Given instruction:
Find how many lines in the material hold the word "healthy", then state that number and nothing more.

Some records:
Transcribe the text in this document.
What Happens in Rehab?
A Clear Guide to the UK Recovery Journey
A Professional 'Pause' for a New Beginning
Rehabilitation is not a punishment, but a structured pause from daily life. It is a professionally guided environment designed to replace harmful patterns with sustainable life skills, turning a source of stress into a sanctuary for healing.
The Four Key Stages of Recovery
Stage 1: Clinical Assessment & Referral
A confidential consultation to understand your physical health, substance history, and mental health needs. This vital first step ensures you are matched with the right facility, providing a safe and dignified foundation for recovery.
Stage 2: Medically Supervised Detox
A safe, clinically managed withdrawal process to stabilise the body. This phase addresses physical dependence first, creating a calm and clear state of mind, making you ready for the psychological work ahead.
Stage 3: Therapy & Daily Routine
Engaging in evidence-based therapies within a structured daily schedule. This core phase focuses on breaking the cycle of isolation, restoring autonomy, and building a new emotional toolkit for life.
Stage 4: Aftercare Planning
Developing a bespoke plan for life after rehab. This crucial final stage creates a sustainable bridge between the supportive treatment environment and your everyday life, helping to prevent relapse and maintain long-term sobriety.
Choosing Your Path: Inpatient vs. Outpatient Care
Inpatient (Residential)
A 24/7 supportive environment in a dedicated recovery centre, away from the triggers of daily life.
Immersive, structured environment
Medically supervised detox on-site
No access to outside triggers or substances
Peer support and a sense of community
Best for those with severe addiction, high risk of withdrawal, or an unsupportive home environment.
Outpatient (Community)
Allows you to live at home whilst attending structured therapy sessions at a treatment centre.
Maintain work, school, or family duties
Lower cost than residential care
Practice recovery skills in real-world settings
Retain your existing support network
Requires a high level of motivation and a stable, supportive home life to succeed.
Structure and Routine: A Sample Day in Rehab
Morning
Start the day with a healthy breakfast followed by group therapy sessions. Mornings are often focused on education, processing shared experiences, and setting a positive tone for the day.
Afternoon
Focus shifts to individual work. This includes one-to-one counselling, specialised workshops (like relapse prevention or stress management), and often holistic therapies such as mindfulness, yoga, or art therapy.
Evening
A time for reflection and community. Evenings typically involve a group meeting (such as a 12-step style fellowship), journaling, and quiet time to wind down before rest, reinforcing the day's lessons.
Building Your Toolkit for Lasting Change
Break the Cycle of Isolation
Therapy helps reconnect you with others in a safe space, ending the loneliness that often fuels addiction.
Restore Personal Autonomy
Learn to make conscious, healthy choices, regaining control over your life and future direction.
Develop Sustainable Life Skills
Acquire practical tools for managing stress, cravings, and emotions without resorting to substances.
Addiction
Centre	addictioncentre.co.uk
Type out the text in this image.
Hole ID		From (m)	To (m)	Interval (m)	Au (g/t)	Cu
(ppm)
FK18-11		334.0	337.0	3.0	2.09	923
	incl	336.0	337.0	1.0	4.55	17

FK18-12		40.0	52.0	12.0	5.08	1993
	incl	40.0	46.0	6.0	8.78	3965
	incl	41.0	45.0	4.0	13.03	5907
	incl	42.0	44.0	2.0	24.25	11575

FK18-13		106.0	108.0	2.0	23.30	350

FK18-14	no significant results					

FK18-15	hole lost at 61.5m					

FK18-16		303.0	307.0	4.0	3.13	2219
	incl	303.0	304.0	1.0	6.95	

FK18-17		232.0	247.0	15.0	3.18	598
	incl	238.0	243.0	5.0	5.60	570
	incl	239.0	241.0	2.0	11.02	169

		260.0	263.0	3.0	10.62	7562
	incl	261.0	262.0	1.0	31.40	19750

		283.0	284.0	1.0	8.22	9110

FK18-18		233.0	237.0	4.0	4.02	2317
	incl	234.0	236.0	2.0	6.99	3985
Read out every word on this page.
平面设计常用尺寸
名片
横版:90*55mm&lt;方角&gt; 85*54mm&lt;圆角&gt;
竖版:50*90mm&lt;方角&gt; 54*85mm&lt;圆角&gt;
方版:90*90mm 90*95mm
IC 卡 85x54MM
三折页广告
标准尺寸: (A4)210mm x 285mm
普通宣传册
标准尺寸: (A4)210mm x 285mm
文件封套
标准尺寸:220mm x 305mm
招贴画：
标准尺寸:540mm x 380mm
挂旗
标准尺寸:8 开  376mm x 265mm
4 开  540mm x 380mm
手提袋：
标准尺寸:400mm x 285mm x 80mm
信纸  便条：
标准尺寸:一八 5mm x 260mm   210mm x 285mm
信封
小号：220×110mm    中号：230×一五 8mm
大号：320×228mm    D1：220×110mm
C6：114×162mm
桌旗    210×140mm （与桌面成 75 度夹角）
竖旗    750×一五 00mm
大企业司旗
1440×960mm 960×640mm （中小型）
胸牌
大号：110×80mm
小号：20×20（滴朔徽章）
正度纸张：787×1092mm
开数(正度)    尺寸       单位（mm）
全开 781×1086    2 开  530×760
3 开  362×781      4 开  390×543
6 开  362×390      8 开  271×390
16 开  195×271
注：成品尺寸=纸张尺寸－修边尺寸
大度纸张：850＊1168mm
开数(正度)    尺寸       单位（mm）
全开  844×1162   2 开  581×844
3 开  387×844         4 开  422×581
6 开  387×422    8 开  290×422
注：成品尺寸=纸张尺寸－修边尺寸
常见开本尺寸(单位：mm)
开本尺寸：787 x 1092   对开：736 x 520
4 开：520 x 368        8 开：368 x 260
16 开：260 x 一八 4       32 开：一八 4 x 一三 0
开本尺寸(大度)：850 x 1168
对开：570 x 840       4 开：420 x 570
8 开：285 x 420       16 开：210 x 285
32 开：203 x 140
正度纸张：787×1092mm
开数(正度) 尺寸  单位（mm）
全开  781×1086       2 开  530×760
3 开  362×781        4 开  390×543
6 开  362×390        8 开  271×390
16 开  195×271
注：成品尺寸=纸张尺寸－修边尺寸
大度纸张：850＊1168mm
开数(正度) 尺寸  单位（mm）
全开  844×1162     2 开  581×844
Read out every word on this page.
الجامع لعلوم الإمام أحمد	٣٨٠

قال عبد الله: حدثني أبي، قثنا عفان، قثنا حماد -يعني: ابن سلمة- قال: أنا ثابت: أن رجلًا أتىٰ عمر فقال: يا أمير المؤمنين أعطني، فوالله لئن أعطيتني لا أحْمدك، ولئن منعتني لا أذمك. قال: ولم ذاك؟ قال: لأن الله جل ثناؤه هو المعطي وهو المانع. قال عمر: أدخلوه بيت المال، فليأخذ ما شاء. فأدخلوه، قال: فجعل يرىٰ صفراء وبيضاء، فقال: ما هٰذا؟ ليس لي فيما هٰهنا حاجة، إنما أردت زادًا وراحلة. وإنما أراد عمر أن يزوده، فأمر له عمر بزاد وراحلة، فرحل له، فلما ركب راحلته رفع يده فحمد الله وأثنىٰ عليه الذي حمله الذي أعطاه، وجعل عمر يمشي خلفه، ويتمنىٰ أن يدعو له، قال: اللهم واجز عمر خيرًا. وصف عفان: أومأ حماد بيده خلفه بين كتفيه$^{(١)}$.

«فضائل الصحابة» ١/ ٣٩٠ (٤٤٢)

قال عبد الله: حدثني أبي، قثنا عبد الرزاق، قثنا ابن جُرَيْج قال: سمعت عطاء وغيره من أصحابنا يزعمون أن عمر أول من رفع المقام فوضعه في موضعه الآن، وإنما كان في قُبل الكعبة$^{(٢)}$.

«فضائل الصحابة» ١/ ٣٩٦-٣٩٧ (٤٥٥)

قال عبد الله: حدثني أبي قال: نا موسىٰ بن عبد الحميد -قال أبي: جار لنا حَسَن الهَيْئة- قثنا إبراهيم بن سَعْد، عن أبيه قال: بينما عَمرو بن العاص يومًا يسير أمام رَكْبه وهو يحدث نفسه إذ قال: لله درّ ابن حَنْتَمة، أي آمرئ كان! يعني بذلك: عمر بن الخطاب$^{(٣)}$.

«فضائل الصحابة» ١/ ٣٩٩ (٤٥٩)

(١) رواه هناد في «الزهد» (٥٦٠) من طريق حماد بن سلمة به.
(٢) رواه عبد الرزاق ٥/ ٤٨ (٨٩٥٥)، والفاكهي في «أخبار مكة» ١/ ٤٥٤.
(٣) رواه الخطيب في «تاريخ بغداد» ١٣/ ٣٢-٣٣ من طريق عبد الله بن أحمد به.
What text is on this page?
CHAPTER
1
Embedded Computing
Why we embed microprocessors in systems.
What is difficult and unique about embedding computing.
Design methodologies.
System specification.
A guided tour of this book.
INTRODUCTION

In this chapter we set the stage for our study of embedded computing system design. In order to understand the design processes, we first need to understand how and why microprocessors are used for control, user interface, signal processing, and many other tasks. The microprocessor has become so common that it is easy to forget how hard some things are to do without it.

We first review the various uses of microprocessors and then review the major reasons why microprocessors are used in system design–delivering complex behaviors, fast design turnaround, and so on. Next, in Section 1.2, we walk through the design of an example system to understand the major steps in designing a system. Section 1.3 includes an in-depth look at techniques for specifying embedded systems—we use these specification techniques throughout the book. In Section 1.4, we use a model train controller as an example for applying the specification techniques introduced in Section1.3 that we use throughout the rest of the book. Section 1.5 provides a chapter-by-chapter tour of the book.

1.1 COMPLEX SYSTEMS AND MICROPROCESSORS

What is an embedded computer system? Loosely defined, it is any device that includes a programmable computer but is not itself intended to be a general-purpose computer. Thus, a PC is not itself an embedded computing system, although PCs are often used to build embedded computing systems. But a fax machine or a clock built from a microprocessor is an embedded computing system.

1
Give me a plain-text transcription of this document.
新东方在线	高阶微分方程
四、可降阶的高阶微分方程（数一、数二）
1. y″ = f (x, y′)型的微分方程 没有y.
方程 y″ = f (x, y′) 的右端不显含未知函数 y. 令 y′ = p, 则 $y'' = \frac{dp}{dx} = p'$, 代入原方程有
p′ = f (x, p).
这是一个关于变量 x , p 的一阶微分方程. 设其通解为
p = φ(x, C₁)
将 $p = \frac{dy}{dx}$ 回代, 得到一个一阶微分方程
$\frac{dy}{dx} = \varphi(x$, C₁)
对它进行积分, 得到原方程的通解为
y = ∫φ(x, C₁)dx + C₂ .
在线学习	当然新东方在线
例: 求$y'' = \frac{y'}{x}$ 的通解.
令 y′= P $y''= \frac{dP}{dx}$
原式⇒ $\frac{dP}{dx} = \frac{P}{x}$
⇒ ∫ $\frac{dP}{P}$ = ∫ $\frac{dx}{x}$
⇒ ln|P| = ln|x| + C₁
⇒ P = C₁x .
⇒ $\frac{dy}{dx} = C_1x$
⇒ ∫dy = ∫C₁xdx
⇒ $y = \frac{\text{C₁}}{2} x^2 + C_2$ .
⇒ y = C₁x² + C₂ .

Output of the task:
2